(Requirement)
Please find all lines in the data that hold the string "Social" and copy them.

---- Working data

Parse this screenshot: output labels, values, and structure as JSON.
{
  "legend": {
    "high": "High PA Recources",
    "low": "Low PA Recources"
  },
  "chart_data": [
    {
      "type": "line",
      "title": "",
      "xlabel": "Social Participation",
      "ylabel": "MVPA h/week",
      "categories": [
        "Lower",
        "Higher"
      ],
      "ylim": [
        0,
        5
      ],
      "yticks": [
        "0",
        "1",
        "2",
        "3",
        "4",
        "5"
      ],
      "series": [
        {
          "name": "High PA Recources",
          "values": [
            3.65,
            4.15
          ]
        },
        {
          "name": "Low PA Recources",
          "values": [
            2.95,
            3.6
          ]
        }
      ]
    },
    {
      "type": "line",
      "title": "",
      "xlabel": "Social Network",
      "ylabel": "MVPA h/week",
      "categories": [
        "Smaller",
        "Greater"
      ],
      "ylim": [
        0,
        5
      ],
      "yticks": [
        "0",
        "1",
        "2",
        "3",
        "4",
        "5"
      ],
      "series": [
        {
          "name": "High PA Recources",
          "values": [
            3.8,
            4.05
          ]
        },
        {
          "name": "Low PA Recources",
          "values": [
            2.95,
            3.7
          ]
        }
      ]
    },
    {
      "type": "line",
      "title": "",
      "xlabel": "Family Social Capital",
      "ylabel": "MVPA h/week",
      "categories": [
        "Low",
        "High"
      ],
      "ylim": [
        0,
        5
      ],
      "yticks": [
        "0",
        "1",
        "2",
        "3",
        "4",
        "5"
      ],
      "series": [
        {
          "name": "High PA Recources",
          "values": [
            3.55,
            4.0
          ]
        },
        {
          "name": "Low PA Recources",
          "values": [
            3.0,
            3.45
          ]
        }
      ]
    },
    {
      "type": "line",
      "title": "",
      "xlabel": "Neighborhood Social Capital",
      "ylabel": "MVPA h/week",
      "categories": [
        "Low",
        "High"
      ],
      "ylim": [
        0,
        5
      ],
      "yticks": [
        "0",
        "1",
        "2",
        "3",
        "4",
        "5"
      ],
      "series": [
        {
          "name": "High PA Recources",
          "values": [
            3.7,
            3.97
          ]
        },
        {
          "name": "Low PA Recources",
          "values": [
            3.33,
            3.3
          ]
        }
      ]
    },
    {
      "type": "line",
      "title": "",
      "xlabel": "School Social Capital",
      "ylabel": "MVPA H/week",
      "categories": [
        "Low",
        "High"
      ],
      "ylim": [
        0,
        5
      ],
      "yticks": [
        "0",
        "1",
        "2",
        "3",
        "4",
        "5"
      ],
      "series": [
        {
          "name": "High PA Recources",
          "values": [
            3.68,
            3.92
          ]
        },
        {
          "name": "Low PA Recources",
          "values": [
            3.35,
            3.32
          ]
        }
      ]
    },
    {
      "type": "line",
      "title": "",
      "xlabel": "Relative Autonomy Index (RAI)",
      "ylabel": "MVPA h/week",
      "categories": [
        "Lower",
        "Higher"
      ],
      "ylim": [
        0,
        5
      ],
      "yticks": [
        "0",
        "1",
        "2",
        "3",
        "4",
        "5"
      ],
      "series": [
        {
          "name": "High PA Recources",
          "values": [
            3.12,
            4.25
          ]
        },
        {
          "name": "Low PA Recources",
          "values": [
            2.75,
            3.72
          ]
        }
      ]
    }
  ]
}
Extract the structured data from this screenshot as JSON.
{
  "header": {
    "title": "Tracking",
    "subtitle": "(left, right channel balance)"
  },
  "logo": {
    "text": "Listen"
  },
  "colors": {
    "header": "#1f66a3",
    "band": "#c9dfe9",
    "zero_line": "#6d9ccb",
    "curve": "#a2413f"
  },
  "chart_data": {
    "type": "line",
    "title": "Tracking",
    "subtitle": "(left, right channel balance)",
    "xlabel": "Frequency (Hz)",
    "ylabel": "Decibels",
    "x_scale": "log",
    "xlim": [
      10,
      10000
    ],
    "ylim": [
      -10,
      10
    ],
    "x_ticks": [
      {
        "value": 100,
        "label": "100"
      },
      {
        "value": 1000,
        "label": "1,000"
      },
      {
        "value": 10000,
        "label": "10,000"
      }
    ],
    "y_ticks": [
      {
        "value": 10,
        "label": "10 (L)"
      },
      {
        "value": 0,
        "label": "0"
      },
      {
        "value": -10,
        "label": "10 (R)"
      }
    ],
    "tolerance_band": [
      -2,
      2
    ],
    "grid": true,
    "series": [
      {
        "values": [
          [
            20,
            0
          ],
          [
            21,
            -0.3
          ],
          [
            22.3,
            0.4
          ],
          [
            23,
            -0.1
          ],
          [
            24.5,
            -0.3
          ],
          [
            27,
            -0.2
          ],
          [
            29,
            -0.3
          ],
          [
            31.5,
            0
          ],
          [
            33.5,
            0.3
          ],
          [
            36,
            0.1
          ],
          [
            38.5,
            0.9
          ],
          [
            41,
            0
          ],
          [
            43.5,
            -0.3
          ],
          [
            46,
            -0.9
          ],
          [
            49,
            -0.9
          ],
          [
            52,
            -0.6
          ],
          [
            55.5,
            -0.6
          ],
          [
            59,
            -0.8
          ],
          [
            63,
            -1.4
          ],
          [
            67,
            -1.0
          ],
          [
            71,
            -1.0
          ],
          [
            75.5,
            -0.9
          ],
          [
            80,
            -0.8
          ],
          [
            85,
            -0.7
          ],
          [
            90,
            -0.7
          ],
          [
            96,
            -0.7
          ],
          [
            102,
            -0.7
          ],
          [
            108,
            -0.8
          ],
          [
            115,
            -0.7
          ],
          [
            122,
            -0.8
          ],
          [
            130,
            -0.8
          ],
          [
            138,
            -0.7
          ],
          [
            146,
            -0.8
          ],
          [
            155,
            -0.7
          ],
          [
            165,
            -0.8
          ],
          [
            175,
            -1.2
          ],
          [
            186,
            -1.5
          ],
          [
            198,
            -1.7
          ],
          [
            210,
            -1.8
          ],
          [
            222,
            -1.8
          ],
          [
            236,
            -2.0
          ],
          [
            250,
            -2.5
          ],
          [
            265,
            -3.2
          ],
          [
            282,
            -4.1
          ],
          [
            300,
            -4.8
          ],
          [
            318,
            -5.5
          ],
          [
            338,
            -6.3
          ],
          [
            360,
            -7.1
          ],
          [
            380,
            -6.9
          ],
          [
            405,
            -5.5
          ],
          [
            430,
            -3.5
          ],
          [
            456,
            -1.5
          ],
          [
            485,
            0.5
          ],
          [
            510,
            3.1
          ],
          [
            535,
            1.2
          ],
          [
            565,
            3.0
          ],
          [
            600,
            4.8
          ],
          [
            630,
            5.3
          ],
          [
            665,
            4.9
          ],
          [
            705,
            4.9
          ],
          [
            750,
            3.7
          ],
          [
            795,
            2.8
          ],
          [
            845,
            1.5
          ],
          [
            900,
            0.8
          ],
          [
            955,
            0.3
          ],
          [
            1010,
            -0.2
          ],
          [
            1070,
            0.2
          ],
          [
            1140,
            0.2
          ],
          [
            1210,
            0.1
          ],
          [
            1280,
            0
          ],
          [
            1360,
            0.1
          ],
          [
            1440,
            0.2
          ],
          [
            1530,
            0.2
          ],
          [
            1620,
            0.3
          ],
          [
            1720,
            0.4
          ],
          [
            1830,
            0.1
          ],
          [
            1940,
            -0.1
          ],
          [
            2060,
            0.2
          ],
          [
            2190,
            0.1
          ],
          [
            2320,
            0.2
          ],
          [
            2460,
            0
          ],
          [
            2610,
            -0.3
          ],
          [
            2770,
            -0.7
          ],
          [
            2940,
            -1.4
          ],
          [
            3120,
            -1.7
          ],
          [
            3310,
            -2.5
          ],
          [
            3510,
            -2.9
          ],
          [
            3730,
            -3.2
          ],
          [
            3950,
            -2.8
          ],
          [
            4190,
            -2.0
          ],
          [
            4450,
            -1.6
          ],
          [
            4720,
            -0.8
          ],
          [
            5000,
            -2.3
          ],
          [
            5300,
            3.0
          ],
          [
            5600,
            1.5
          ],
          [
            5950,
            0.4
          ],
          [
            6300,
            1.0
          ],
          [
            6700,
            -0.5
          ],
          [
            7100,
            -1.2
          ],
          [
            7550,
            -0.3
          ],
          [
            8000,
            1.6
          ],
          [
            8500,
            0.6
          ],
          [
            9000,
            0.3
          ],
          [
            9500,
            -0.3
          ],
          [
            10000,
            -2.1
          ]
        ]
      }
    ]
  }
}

--------

(Output below)
      "xlabel": "Social Participation",
      "xlabel": "Social Network",
      "xlabel": "Family Social Capital",
      "xlabel": "Neighborhood Social Capital",
      "xlabel": "School Social Capital",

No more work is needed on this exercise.